── Rows ──
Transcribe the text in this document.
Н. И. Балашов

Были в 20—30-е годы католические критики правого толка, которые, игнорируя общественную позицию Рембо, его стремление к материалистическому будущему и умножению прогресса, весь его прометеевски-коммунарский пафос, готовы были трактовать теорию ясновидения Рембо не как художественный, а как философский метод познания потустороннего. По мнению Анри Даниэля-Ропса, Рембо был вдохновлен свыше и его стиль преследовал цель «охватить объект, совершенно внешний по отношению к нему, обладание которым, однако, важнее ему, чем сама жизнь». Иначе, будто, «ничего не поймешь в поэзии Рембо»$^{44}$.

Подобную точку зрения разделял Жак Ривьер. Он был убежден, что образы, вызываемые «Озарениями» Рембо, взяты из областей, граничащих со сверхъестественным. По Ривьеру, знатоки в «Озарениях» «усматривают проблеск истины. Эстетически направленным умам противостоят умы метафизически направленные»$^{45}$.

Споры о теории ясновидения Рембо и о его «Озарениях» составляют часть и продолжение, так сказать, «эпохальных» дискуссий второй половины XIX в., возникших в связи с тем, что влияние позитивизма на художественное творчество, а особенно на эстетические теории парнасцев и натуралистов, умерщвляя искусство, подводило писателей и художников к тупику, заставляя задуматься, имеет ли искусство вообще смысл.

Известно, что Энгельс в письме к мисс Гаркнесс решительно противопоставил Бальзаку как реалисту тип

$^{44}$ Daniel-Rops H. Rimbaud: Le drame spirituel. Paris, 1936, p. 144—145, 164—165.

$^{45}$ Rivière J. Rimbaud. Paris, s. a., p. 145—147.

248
───
── Rows ──
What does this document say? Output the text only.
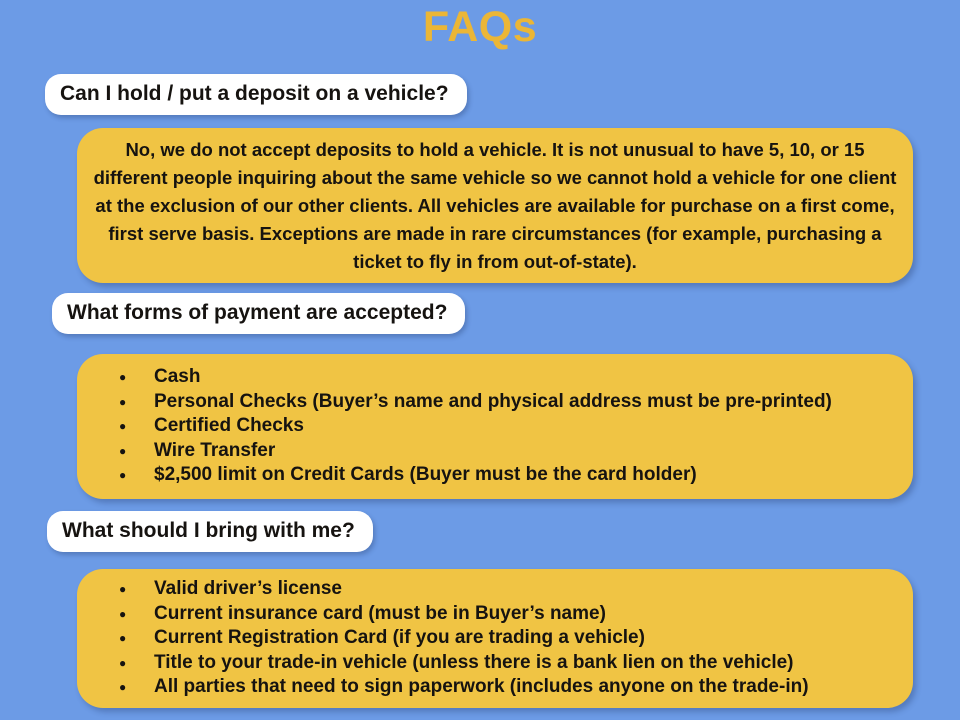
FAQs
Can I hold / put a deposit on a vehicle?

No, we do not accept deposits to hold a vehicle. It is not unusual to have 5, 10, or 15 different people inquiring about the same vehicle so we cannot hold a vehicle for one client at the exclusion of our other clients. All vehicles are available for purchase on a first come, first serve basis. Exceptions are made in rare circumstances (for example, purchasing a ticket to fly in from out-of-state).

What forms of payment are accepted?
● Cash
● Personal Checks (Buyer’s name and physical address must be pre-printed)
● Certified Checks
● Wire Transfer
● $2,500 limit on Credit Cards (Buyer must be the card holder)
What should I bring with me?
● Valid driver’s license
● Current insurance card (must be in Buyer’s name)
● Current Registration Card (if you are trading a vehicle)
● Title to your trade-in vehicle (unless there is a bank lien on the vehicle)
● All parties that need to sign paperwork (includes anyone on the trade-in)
───
* _Instruction_
Copy out each line of the records where the string "text" appears.

* _Response to the exercise_
Transcribe the text in this document.
What does this document say? Output the text only.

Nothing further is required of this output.